[Data tied to figure images]
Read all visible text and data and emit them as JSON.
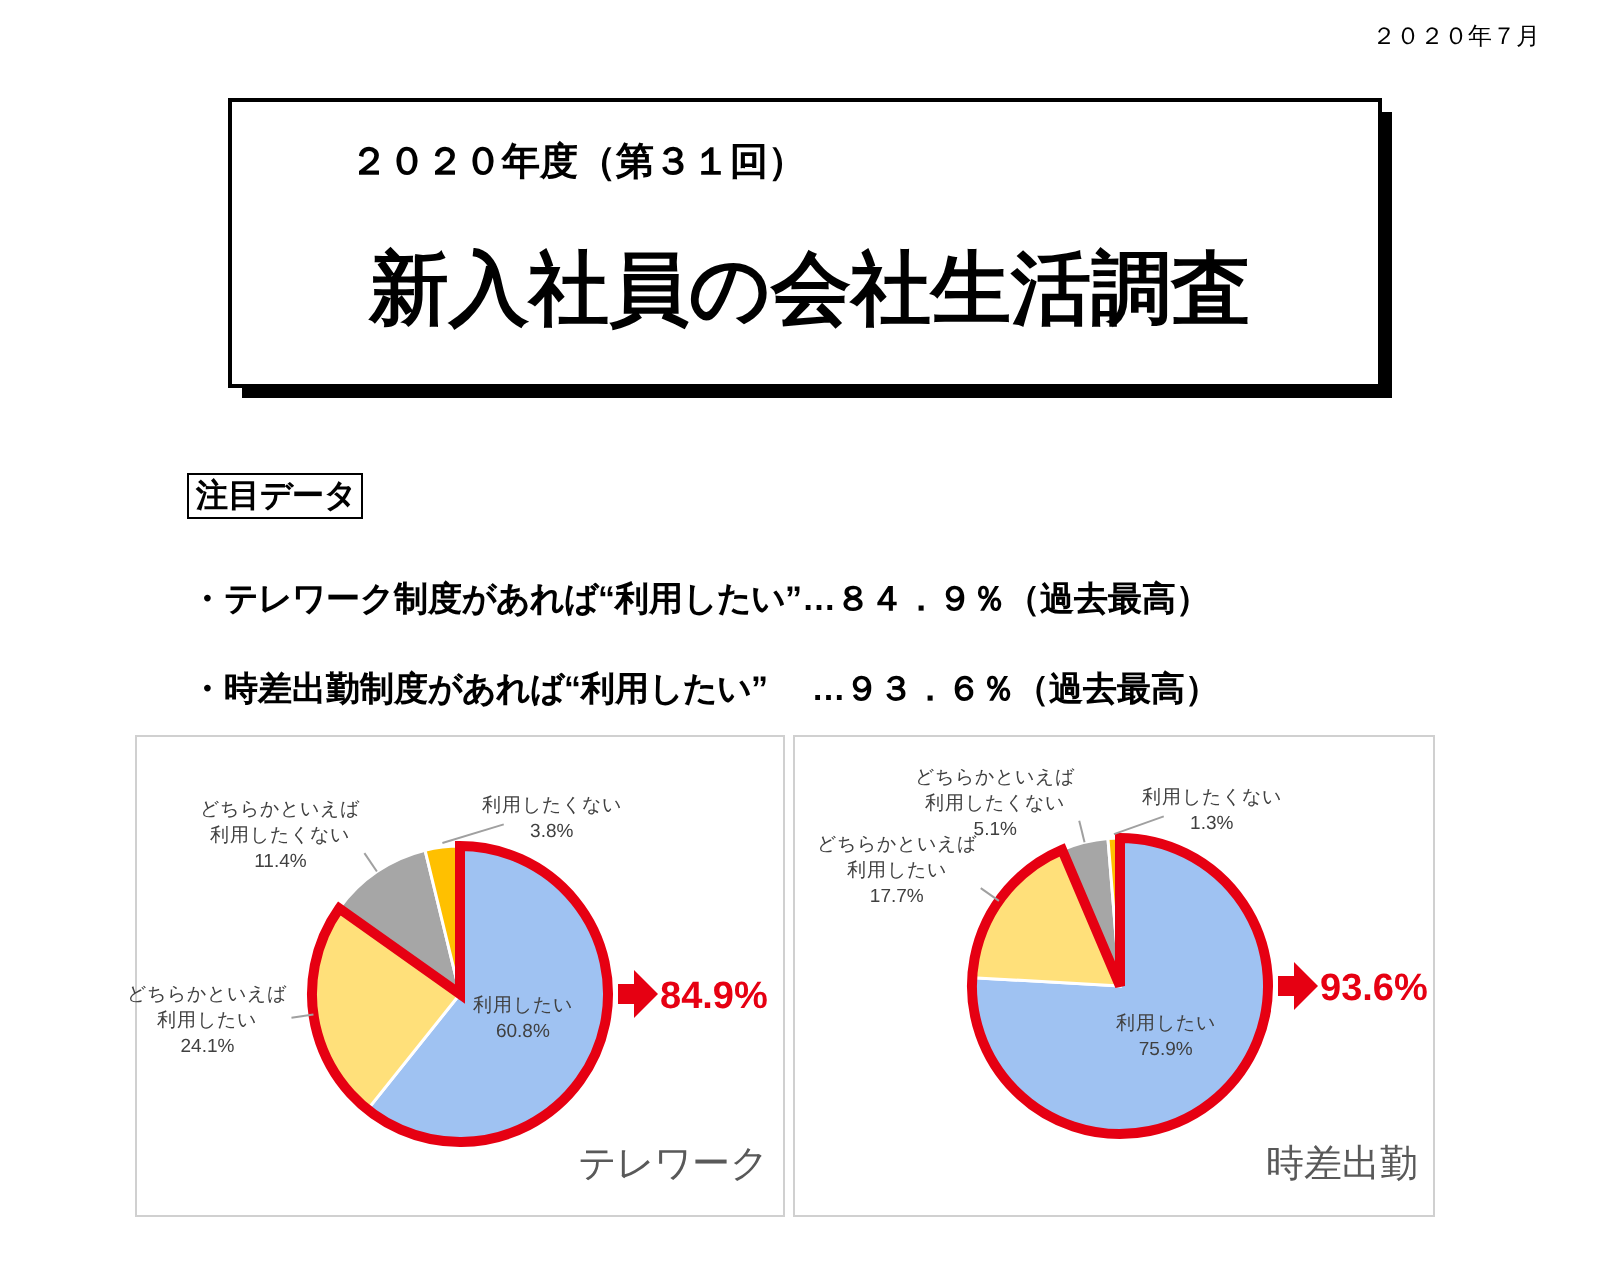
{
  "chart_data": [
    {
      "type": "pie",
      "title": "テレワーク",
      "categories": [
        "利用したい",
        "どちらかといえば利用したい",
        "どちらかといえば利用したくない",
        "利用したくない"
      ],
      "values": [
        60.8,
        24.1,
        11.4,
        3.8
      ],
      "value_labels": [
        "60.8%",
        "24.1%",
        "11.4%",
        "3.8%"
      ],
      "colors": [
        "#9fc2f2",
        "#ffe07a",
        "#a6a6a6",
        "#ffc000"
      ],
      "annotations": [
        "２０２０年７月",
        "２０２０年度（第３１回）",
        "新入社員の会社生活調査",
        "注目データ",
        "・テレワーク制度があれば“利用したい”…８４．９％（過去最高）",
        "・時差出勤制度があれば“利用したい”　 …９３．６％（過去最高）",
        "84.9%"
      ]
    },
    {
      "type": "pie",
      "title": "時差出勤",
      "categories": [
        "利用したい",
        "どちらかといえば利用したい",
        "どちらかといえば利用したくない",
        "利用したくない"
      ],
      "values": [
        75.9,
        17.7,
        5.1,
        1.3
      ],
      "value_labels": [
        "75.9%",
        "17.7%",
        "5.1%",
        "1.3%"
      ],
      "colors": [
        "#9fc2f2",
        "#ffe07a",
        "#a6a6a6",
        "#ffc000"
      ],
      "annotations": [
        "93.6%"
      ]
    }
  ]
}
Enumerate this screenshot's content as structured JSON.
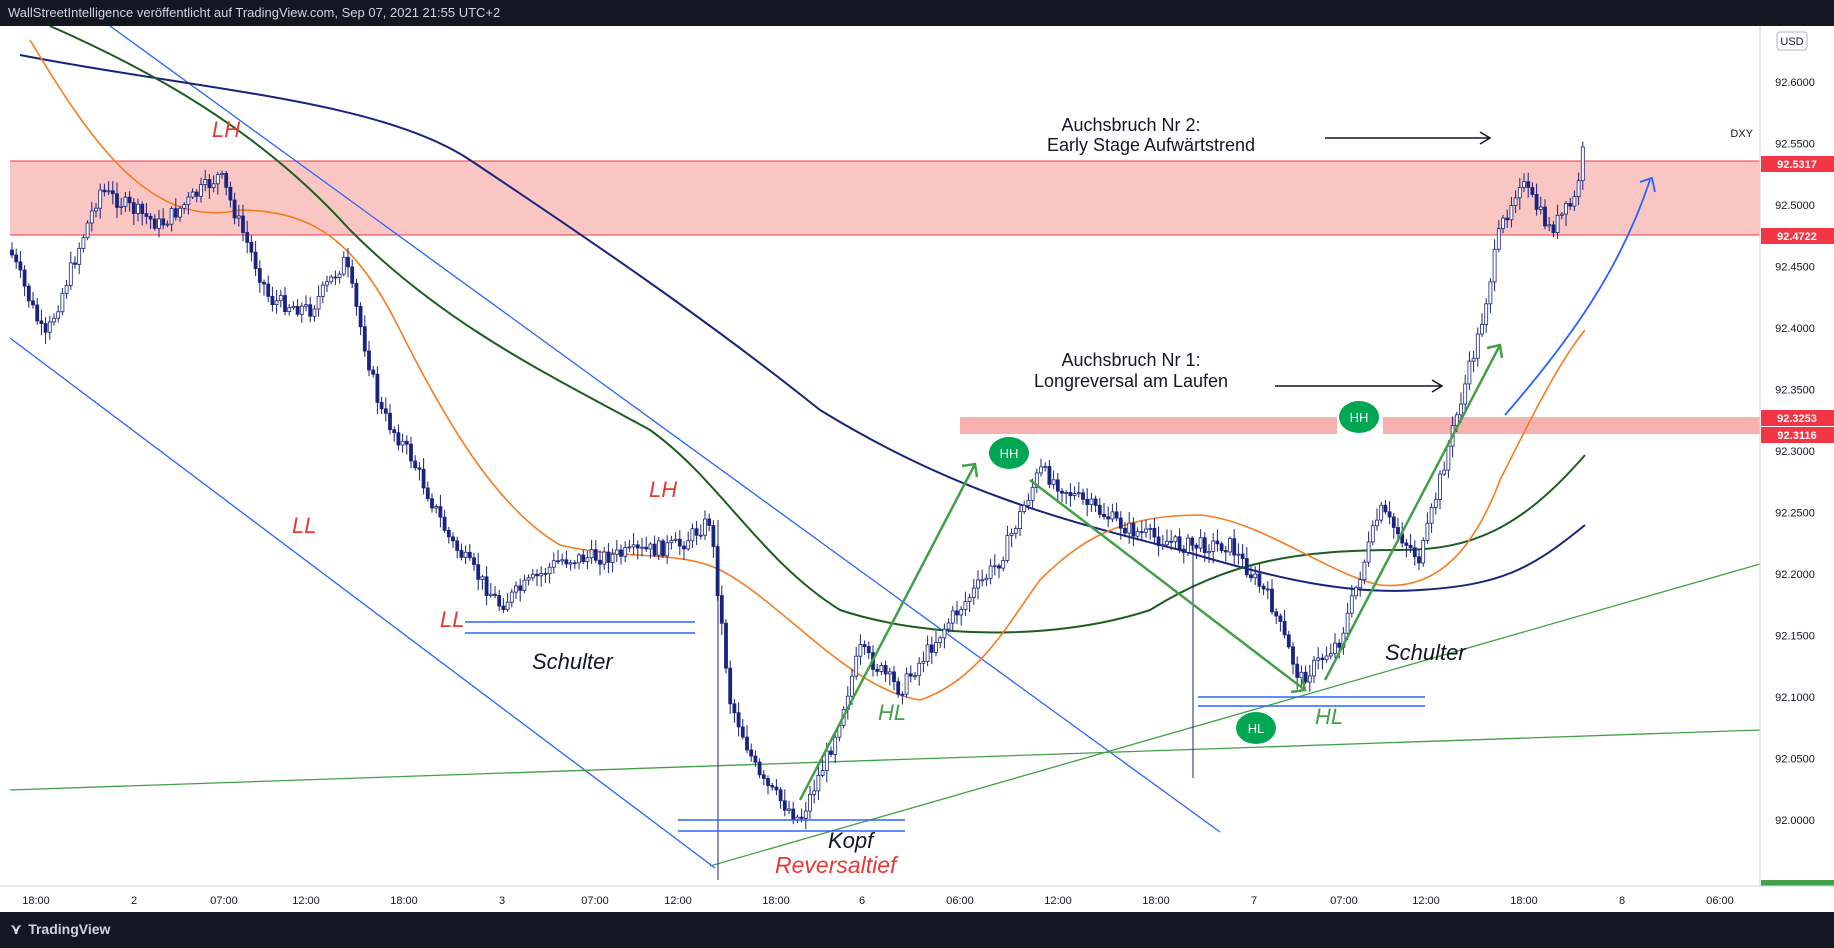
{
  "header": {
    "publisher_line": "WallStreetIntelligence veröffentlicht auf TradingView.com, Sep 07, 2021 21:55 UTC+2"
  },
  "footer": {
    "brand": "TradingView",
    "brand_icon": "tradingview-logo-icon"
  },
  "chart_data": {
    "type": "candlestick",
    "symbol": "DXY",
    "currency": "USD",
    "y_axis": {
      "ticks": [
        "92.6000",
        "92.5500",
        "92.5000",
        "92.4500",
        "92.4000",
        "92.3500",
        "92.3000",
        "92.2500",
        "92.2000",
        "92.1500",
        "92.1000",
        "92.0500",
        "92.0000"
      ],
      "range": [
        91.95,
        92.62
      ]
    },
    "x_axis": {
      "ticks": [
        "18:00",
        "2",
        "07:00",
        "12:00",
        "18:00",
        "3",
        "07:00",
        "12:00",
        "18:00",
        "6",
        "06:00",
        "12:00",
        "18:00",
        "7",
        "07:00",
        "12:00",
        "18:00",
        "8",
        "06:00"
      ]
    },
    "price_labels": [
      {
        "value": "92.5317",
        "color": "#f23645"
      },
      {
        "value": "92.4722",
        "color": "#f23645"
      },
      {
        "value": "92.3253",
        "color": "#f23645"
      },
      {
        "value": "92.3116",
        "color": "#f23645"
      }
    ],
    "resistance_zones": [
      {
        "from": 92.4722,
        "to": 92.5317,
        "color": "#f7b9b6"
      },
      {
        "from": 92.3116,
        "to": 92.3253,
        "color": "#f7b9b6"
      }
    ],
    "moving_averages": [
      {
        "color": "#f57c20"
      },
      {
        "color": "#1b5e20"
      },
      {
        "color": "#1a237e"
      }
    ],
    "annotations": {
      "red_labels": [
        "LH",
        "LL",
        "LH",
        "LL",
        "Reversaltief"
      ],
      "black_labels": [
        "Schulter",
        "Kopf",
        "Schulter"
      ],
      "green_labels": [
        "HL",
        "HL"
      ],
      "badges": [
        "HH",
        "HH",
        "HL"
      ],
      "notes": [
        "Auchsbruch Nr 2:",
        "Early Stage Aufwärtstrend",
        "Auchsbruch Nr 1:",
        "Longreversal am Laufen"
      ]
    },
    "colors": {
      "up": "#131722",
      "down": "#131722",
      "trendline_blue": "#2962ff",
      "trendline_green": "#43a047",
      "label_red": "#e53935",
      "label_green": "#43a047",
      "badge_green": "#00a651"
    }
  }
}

Task directions
Write out all the entries word for word, but skip any images.

Result
Read all visible text and data and emit them as JSON.
{
  "chart_data": [
    {
      "type": "pie",
      "title": "テレワーク",
      "categories": [
        "利用したい",
        "どちらかといえば利用したい",
        "どちらかといえば利用したくない",
        "利用したくない"
      ],
      "values": [
        60.8,
        24.1,
        11.4,
        3.8
      ],
      "value_labels": [
        "60.8%",
        "24.1%",
        "11.4%",
        "3.8%"
      ],
      "colors": [
        "#9fc2f2",
        "#ffe07a",
        "#a6a6a6",
        "#ffc000"
      ],
      "annotations": [
        "２０２０年７月",
        "２０２０年度（第３１回）",
        "新入社員の会社生活調査",
        "注目データ",
        "・テレワーク制度があれば“利用したい”…８４．９％（過去最高）",
        "・時差出勤制度があれば“利用したい”　 …９３．６％（過去最高）",
        "84.9%"
      ]
    },
    {
      "type": "pie",
      "title": "時差出勤",
      "categories": [
        "利用したい",
        "どちらかといえば利用したい",
        "どちらかといえば利用したくない",
        "利用したくない"
      ],
      "values": [
        75.9,
        17.7,
        5.1,
        1.3
      ],
      "value_labels": [
        "75.9%",
        "17.7%",
        "5.1%",
        "1.3%"
      ],
      "colors": [
        "#9fc2f2",
        "#ffe07a",
        "#a6a6a6",
        "#ffc000"
      ],
      "annotations": [
        "93.6%"
      ]
    }
  ]
}
Enumerate this screenshot's content as structured JSON.
{
  "header": {
    "publisher_line": "WallStreetIntelligence veröffentlicht auf TradingView.com, Sep 07, 2021 21:55 UTC+2"
  },
  "footer": {
    "brand": "TradingView",
    "brand_icon": "tradingview-logo-icon"
  },
  "chart_data": {
    "type": "candlestick",
    "symbol": "DXY",
    "currency": "USD",
    "y_axis": {
      "ticks": [
        "92.6000",
        "92.5500",
        "92.5000",
        "92.4500",
        "92.4000",
        "92.3500",
        "92.3000",
        "92.2500",
        "92.2000",
        "92.1500",
        "92.1000",
        "92.0500",
        "92.0000"
      ],
      "range": [
        91.95,
        92.62
      ]
    },
    "x_axis": {
      "ticks": [
        "18:00",
        "2",
        "07:00",
        "12:00",
        "18:00",
        "3",
        "07:00",
        "12:00",
        "18:00",
        "6",
        "06:00",
        "12:00",
        "18:00",
        "7",
        "07:00",
        "12:00",
        "18:00",
        "8",
        "06:00"
      ]
    },
    "price_labels": [
      {
        "value": "92.5317",
        "color": "#f23645"
      },
      {
        "value": "92.4722",
        "color": "#f23645"
      },
      {
        "value": "92.3253",
        "color": "#f23645"
      },
      {
        "value": "92.3116",
        "color": "#f23645"
      }
    ],
    "resistance_zones": [
      {
        "from": 92.4722,
        "to": 92.5317,
        "color": "#f7b9b6"
      },
      {
        "from": 92.3116,
        "to": 92.3253,
        "color": "#f7b9b6"
      }
    ],
    "moving_averages": [
      {
        "color": "#f57c20"
      },
      {
        "color": "#1b5e20"
      },
      {
        "color": "#1a237e"
      }
    ],
    "annotations": {
      "red_labels": [
        "LH",
        "LL",
        "LH",
        "LL",
        "Reversaltief"
      ],
      "black_labels": [
        "Schulter",
        "Kopf",
        "Schulter"
      ],
      "green_labels": [
        "HL",
        "HL"
      ],
      "badges": [
        "HH",
        "HH",
        "HL"
      ],
      "notes": [
        "Auchsbruch Nr 2:",
        "Early Stage Aufwärtstrend",
        "Auchsbruch Nr 1:",
        "Longreversal am Laufen"
      ]
    },
    "colors": {
      "up": "#131722",
      "down": "#131722",
      "trendline_blue": "#2962ff",
      "trendline_green": "#43a047",
      "label_red": "#e53935",
      "label_green": "#43a047",
      "badge_green": "#00a651"
    }
  }
}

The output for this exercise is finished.